** START RAW DATA **

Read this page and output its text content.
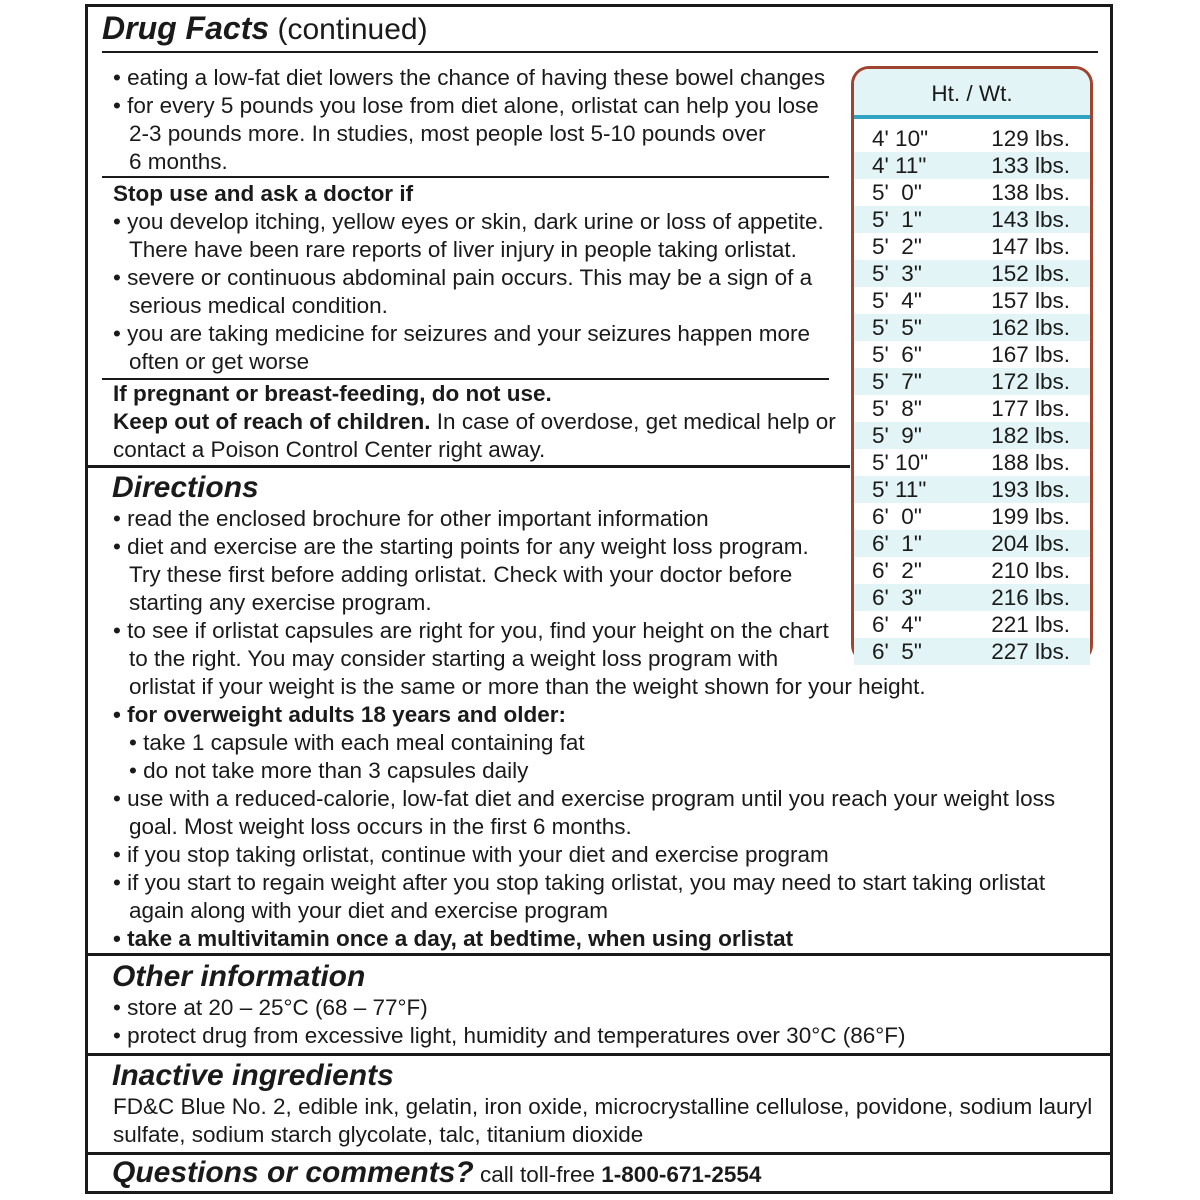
Drug Facts (continued)
• eating a low-fat diet lowers the chance of having these bowel changes
• for every 5 pounds you lose from diet alone, orlistat can help you lose
2-3 pounds more. In studies, most people lost 5-10 pounds over
6 months.
Stop use and ask a doctor if
• you develop itching, yellow eyes or skin, dark urine or loss of appetite.
There have been rare reports of liver injury in people taking orlistat.
• severe or continuous abdominal pain occurs. This may be a sign of a
serious medical condition.
• you are taking medicine for seizures and your seizures happen more
often or get worse
If pregnant or breast-feeding, do not use.
Keep out of reach of children. In case of overdose, get medical help or
contact a Poison Control Center right away.
Directions
• read the enclosed brochure for other important information
• diet and exercise are the starting points for any weight loss program.
Try these first before adding orlistat. Check with your doctor before
starting any exercise program.
• to see if orlistat capsules are right for you, find your height on the chart
to the right. You may consider starting a weight loss program with
orlistat if your weight is the same or more than the weight shown for your height.
• for overweight adults 18 years and older:
• take 1 capsule with each meal containing fat
• do not take more than 3 capsules daily
• use with a reduced-calorie, low-fat diet and exercise program until you reach your weight loss
goal. Most weight loss occurs in the first 6 months.
• if you stop taking orlistat, continue with your diet and exercise program
• if you start to regain weight after you stop taking orlistat, you may need to start taking orlistat
again along with your diet and exercise program
• take a multivitamin once a day, at bedtime, when using orlistat
Ht. / Wt.
4' 10"	129 lbs.
4' 11"	133 lbs.
5'  0"	138 lbs.
5'  1"	143 lbs.
5'  2"	147 lbs.
5'  3"	152 lbs.
5'  4"	157 lbs.
5'  5"	162 lbs.
5'  6"	167 lbs.
5'  7"	172 lbs.
5'  8"	177 lbs.
5'  9"	182 lbs.
5' 10"	188 lbs.
5' 11"	193 lbs.
6'  0"	199 lbs.
6'  1"	204 lbs.
6'  2"	210 lbs.
6'  3"	216 lbs.
6'  4"	221 lbs.
6'  5"	227 lbs.
Other information
• store at 20 – 25°C (68 – 77°F)
• protect drug from excessive light, humidity and temperatures over 30°C (86°F)
Inactive ingredients
FD&C Blue No. 2, edible ink, gelatin, iron oxide, microcrystalline cellulose, povidone, sodium lauryl
sulfate, sodium starch glycolate, talc, titanium dioxide
Questions or comments? call toll-free 1-800-671-2554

** END RAW DATA **

▸ **PROBLEM**:
Search the listing for the word "than". Copy every line in which it occurs.

▸ **WRITTEN ANSWER**:
orlistat if your weight is the same or more than the weight shown for your height.
• do not take more than 3 capsules daily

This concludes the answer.